Dataset entries
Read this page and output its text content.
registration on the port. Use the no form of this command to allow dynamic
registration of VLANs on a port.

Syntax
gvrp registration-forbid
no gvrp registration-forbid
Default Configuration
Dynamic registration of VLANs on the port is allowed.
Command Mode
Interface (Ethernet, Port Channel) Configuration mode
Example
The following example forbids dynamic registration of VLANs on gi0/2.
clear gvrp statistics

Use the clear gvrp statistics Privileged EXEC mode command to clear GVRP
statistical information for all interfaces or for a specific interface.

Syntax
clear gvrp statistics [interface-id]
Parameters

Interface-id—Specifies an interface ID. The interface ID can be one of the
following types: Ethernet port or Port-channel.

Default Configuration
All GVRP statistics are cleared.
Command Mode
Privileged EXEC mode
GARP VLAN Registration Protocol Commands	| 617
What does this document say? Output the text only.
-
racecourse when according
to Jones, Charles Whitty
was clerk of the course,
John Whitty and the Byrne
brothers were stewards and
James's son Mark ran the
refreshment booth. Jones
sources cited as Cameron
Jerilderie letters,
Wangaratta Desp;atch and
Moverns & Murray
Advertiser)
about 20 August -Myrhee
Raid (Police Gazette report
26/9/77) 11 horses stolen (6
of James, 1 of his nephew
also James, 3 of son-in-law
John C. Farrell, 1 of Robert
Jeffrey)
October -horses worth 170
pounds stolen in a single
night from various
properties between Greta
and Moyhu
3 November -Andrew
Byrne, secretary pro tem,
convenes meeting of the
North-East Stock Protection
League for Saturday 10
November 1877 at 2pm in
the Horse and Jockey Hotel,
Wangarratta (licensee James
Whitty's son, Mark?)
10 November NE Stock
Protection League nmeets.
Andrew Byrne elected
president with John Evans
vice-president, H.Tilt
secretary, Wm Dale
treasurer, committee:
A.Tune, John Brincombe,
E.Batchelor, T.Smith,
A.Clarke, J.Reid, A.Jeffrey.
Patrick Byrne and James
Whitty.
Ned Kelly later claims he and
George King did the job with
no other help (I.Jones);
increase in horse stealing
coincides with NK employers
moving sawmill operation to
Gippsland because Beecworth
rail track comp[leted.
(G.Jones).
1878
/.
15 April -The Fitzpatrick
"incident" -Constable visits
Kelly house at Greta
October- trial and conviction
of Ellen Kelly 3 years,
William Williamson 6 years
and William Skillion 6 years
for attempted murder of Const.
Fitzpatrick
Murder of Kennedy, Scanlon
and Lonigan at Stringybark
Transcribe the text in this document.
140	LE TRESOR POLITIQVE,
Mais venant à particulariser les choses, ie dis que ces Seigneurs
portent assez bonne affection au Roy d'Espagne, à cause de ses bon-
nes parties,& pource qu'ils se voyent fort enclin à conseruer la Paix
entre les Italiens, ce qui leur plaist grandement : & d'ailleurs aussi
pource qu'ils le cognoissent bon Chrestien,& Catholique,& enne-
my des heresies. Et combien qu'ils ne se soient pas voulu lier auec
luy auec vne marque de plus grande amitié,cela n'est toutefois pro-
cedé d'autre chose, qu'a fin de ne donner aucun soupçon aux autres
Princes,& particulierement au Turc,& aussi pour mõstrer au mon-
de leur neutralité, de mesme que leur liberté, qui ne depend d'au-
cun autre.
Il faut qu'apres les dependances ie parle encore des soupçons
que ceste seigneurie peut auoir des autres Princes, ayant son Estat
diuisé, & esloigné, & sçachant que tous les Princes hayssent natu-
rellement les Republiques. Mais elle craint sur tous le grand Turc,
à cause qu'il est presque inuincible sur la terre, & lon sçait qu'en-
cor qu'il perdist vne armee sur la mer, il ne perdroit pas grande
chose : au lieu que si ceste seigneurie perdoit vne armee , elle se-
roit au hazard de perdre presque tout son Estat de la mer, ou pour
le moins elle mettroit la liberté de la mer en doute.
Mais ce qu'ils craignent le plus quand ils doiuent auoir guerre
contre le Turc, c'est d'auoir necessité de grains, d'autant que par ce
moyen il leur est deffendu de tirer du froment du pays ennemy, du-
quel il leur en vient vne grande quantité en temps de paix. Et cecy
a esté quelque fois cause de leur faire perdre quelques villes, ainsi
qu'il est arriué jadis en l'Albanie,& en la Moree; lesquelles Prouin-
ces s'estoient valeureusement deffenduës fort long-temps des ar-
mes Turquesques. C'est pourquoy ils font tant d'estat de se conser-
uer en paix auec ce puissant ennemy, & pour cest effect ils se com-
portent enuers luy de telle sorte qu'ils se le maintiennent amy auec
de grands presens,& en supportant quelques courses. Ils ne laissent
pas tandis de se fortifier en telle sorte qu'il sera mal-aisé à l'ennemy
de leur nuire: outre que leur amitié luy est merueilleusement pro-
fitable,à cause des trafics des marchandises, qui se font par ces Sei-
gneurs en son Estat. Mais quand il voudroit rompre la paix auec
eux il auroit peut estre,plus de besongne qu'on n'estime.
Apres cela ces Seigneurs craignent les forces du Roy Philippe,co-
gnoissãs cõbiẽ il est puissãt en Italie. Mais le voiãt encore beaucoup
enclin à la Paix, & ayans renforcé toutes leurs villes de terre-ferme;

Given request: Extract the whole listing, character for character.

Task solution:
Read this page and output its text content.
registration on the port. Use the no form of this command to allow dynamic
registration of VLANs on a port.

Syntax
gvrp registration-forbid
no gvrp registration-forbid
Default Configuration
Dynamic registration of VLANs on the port is allowed.
Command Mode
Interface (Ethernet, Port Channel) Configuration mode
Example
The following example forbids dynamic registration of VLANs on gi0/2.
clear gvrp statistics

Use the clear gvrp statistics Privileged EXEC mode command to clear GVRP
statistical information for all interfaces or for a specific interface.

Syntax
clear gvrp statistics [interface-id]
Parameters

Interface-id—Specifies an interface ID. The interface ID can be one of the
following types: Ethernet port or Port-channel.

Default Configuration
All GVRP statistics are cleared.
Command Mode
Privileged EXEC mode
GARP VLAN Registration Protocol Commands	| 617
What does this document say? Output the text only.
-
racecourse when according
to Jones, Charles Whitty
was clerk of the course,
John Whitty and the Byrne
brothers were stewards and
James's son Mark ran the
refreshment booth. Jones
sources cited as Cameron
Jerilderie letters,
Wangaratta Desp;atch and
Moverns & Murray
Advertiser)
about 20 August -Myrhee
Raid (Police Gazette report
26/9/77) 11 horses stolen (6
of James, 1 of his nephew
also James, 3 of son-in-law
John C. Farrell, 1 of Robert
Jeffrey)
October -horses worth 170
pounds stolen in a single
night from various
properties between Greta
and Moyhu
3 November -Andrew
Byrne, secretary pro tem,
convenes meeting of the
North-East Stock Protection
League for Saturday 10
November 1877 at 2pm in
the Horse and Jockey Hotel,
Wangarratta (licensee James
Whitty's son, Mark?)
10 November NE Stock
Protection League nmeets.
Andrew Byrne elected
president with John Evans
vice-president, H.Tilt
secretary, Wm Dale
treasurer, committee:
A.Tune, John Brincombe,
E.Batchelor, T.Smith,
A.Clarke, J.Reid, A.Jeffrey.
Patrick Byrne and James
Whitty.
Ned Kelly later claims he and
George King did the job with
no other help (I.Jones);
increase in horse stealing
coincides with NK employers
moving sawmill operation to
Gippsland because Beecworth
rail track comp[leted.
(G.Jones).
1878
/.
15 April -The Fitzpatrick
"incident" -Constable visits
Kelly house at Greta
October- trial and conviction
of Ellen Kelly 3 years,
William Williamson 6 years
and William Skillion 6 years
for attempted murder of Const.
Fitzpatrick
Murder of Kennedy, Scanlon
and Lonigan at Stringybark
Transcribe the text in this document.
140	LE TRESOR POLITIQVE,
Mais venant à particulariser les choses, ie dis que ces Seigneurs
portent assez bonne affection au Roy d'Espagne, à cause de ses bon-
nes parties,& pource qu'ils se voyent fort enclin à conseruer la Paix
entre les Italiens, ce qui leur plaist grandement : & d'ailleurs aussi
pource qu'ils le cognoissent bon Chrestien,& Catholique,& enne-
my des heresies. Et combien qu'ils ne se soient pas voulu lier auec
luy auec vne marque de plus grande amitié,cela n'est toutefois pro-
cedé d'autre chose, qu'a fin de ne donner aucun soupçon aux autres
Princes,& particulierement au Turc,& aussi pour mõstrer au mon-
de leur neutralité, de mesme que leur liberté, qui ne depend d'au-
cun autre.
Il faut qu'apres les dependances ie parle encore des soupçons
que ceste seigneurie peut auoir des autres Princes, ayant son Estat
diuisé, & esloigné, & sçachant que tous les Princes hayssent natu-
rellement les Republiques. Mais elle craint sur tous le grand Turc,
à cause qu'il est presque inuincible sur la terre, & lon sçait qu'en-
cor qu'il perdist vne armee sur la mer, il ne perdroit pas grande
chose : au lieu que si ceste seigneurie perdoit vne armee , elle se-
roit au hazard de perdre presque tout son Estat de la mer, ou pour
le moins elle mettroit la liberté de la mer en doute.
Mais ce qu'ils craignent le plus quand ils doiuent auoir guerre
contre le Turc, c'est d'auoir necessité de grains, d'autant que par ce
moyen il leur est deffendu de tirer du froment du pays ennemy, du-
quel il leur en vient vne grande quantité en temps de paix. Et cecy
a esté quelque fois cause de leur faire perdre quelques villes, ainsi
qu'il est arriué jadis en l'Albanie,& en la Moree; lesquelles Prouin-
ces s'estoient valeureusement deffenduës fort long-temps des ar-
mes Turquesques. C'est pourquoy ils font tant d'estat de se conser-
uer en paix auec ce puissant ennemy, & pour cest effect ils se com-
portent enuers luy de telle sorte qu'ils se le maintiennent amy auec
de grands presens,& en supportant quelques courses. Ils ne laissent
pas tandis de se fortifier en telle sorte qu'il sera mal-aisé à l'ennemy
de leur nuire: outre que leur amitié luy est merueilleusement pro-
fitable,à cause des trafics des marchandises, qui se font par ces Sei-
gneurs en son Estat. Mais quand il voudroit rompre la paix auec
eux il auroit peut estre,plus de besongne qu'on n'estime.
Apres cela ces Seigneurs craignent les forces du Roy Philippe,co-
gnoissãs cõbiẽ il est puissãt en Italie. Mais le voiãt encore beaucoup
enclin à la Paix, & ayans renforcé toutes leurs villes de terre-ferme;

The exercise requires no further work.